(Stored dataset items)

##############################

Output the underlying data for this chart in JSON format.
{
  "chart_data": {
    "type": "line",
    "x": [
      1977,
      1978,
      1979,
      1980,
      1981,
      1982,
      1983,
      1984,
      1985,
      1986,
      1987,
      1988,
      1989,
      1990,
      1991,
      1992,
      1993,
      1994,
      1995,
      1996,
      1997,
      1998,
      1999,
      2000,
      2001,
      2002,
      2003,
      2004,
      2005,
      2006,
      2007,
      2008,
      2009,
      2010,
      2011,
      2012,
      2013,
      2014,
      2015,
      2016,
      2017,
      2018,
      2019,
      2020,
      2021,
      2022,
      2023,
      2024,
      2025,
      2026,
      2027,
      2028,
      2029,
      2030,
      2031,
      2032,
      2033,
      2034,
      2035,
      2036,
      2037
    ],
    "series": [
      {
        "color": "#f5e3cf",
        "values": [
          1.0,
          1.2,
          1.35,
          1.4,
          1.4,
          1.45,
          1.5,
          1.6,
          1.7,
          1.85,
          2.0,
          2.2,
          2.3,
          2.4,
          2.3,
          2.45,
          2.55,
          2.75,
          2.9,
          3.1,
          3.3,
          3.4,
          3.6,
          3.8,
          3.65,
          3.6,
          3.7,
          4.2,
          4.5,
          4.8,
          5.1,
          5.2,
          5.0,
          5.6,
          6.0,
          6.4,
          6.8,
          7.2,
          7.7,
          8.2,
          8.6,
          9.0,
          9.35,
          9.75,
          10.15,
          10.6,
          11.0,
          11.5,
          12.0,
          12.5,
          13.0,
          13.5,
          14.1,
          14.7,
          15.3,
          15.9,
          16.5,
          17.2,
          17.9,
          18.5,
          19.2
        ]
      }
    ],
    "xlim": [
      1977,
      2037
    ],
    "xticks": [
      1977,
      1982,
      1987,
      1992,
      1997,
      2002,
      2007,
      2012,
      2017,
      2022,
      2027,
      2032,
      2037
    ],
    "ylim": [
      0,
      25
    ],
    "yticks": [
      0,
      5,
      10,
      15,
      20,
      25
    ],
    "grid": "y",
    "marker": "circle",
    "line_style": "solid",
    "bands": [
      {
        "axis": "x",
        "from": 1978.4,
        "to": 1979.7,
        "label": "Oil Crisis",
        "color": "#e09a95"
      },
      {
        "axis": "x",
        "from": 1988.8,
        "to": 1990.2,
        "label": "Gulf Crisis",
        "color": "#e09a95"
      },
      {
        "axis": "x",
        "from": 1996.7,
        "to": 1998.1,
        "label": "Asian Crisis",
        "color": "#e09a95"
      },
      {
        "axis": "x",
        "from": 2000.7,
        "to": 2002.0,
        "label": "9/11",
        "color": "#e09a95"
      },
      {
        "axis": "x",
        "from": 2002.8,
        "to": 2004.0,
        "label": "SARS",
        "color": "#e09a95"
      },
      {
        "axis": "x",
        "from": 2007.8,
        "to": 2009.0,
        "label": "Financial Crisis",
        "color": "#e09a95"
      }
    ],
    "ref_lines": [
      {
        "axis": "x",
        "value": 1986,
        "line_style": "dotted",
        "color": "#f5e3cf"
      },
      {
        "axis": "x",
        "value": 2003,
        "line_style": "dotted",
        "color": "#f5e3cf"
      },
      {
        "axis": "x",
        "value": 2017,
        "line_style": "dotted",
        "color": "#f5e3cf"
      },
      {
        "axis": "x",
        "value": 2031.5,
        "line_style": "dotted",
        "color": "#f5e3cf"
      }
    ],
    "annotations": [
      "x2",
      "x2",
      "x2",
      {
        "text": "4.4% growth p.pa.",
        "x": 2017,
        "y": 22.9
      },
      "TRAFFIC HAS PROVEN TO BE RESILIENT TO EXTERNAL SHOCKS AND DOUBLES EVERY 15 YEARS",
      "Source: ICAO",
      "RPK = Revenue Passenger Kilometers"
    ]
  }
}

##############################

■ **SHORT PROBLEM**
Repeat the records above exactly, leaving none out.

■ **FULL OUTPUT**
Output the underlying data for this chart in JSON format.
{
  "chart_data": {
    "type": "line",
    "x": [
      1977,
      1978,
      1979,
      1980,
      1981,
      1982,
      1983,
      1984,
      1985,
      1986,
      1987,
      1988,
      1989,
      1990,
      1991,
      1992,
      1993,
      1994,
      1995,
      1996,
      1997,
      1998,
      1999,
      2000,
      2001,
      2002,
      2003,
      2004,
      2005,
      2006,
      2007,
      2008,
      2009,
      2010,
      2011,
      2012,
      2013,
      2014,
      2015,
      2016,
      2017,
      2018,
      2019,
      2020,
      2021,
      2022,
      2023,
      2024,
      2025,
      2026,
      2027,
      2028,
      2029,
      2030,
      2031,
      2032,
      2033,
      2034,
      2035,
      2036,
      2037
    ],
    "series": [
      {
        "color": "#f5e3cf",
        "values": [
          1.0,
          1.2,
          1.35,
          1.4,
          1.4,
          1.45,
          1.5,
          1.6,
          1.7,
          1.85,
          2.0,
          2.2,
          2.3,
          2.4,
          2.3,
          2.45,
          2.55,
          2.75,
          2.9,
          3.1,
          3.3,
          3.4,
          3.6,
          3.8,
          3.65,
          3.6,
          3.7,
          4.2,
          4.5,
          4.8,
          5.1,
          5.2,
          5.0,
          5.6,
          6.0,
          6.4,
          6.8,
          7.2,
          7.7,
          8.2,
          8.6,
          9.0,
          9.35,
          9.75,
          10.15,
          10.6,
          11.0,
          11.5,
          12.0,
          12.5,
          13.0,
          13.5,
          14.1,
          14.7,
          15.3,
          15.9,
          16.5,
          17.2,
          17.9,
          18.5,
          19.2
        ]
      }
    ],
    "xlim": [
      1977,
      2037
    ],
    "xticks": [
      1977,
      1982,
      1987,
      1992,
      1997,
      2002,
      2007,
      2012,
      2017,
      2022,
      2027,
      2032,
      2037
    ],
    "ylim": [
      0,
      25
    ],
    "yticks": [
      0,
      5,
      10,
      15,
      20,
      25
    ],
    "grid": "y",
    "marker": "circle",
    "line_style": "solid",
    "bands": [
      {
        "axis": "x",
        "from": 1978.4,
        "to": 1979.7,
        "label": "Oil Crisis",
        "color": "#e09a95"
      },
      {
        "axis": "x",
        "from": 1988.8,
        "to": 1990.2,
        "label": "Gulf Crisis",
        "color": "#e09a95"
      },
      {
        "axis": "x",
        "from": 1996.7,
        "to": 1998.1,
        "label": "Asian Crisis",
        "color": "#e09a95"
      },
      {
        "axis": "x",
        "from": 2000.7,
        "to": 2002.0,
        "label": "9/11",
        "color": "#e09a95"
      },
      {
        "axis": "x",
        "from": 2002.8,
        "to": 2004.0,
        "label": "SARS",
        "color": "#e09a95"
      },
      {
        "axis": "x",
        "from": 2007.8,
        "to": 2009.0,
        "label": "Financial Crisis",
        "color": "#e09a95"
      }
    ],
    "ref_lines": [
      {
        "axis": "x",
        "value": 1986,
        "line_style": "dotted",
        "color": "#f5e3cf"
      },
      {
        "axis": "x",
        "value": 2003,
        "line_style": "dotted",
        "color": "#f5e3cf"
      },
      {
        "axis": "x",
        "value": 2017,
        "line_style": "dotted",
        "color": "#f5e3cf"
      },
      {
        "axis": "x",
        "value": 2031.5,
        "line_style": "dotted",
        "color": "#f5e3cf"
      }
    ],
    "annotations": [
      "x2",
      "x2",
      "x2",
      {
        "text": "4.4% growth p.pa.",
        "x": 2017,
        "y": 22.9
      },
      "TRAFFIC HAS PROVEN TO BE RESILIENT TO EXTERNAL SHOCKS AND DOUBLES EVERY 15 YEARS",
      "Source: ICAO",
      "RPK = Revenue Passenger Kilometers"
    ]
  }
}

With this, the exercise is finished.